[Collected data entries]
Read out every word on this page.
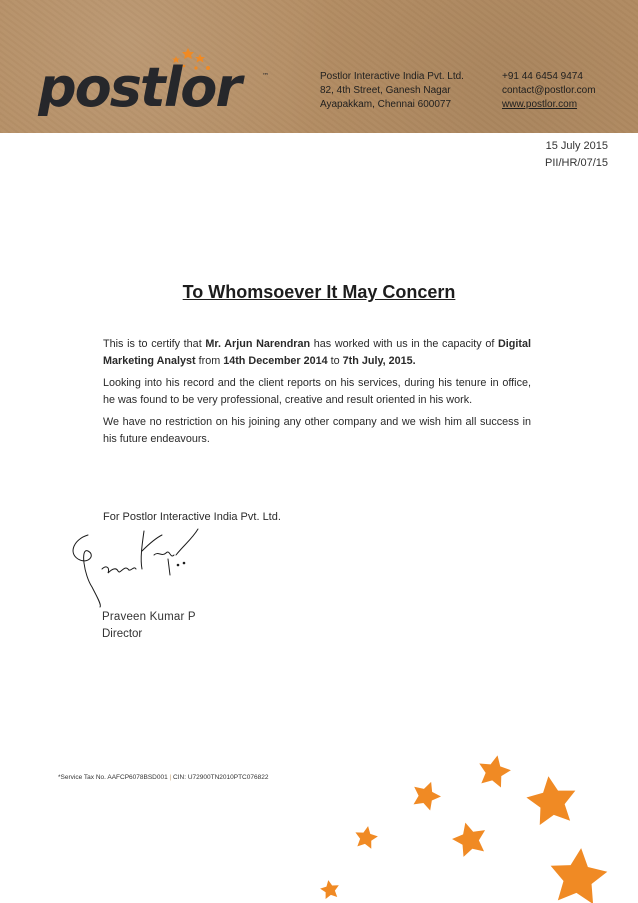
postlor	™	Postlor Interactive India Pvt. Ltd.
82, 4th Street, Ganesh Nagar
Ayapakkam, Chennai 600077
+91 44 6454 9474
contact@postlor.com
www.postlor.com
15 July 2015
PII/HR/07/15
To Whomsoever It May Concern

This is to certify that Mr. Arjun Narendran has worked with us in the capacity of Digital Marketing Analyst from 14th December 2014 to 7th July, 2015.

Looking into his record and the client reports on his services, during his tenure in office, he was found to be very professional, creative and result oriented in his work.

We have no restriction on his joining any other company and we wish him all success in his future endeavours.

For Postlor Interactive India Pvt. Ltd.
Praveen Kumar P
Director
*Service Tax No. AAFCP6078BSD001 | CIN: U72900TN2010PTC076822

* * *

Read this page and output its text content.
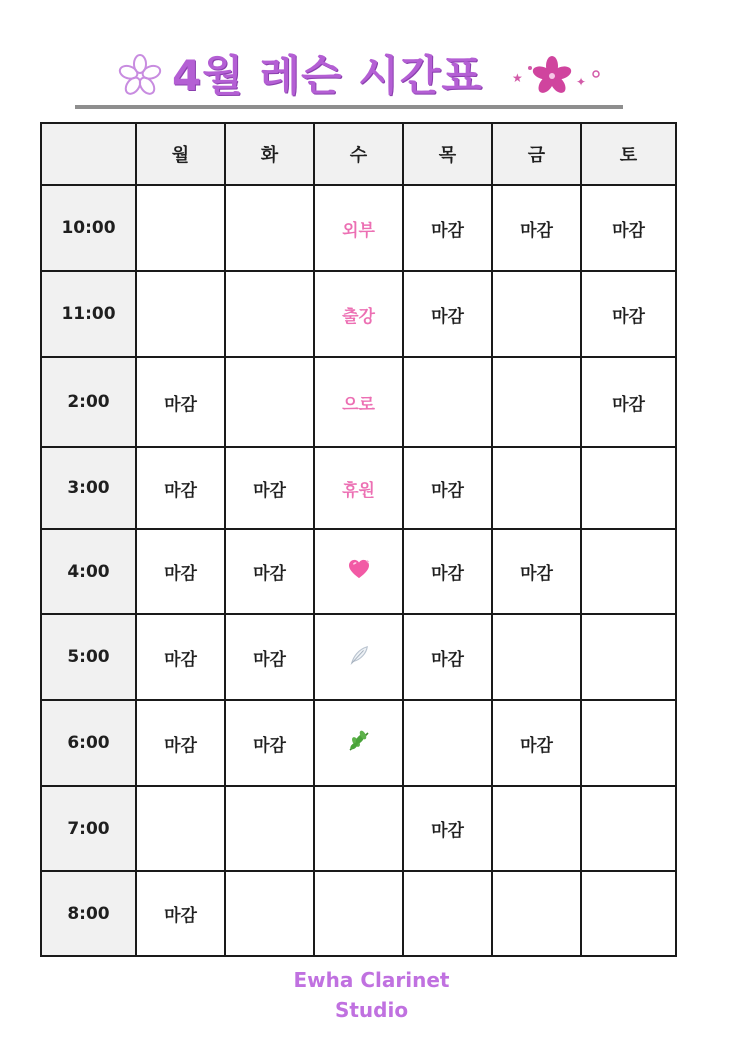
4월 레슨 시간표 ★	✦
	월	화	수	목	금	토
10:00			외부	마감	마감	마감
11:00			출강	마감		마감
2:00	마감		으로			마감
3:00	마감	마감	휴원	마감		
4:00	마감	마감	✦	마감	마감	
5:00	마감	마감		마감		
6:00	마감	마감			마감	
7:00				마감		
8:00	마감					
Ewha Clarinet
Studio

**What to work on**
Go through the listing above and list every line that has the word "page".

**Task result**
Read out every word on this page.
Read this page and output its text content.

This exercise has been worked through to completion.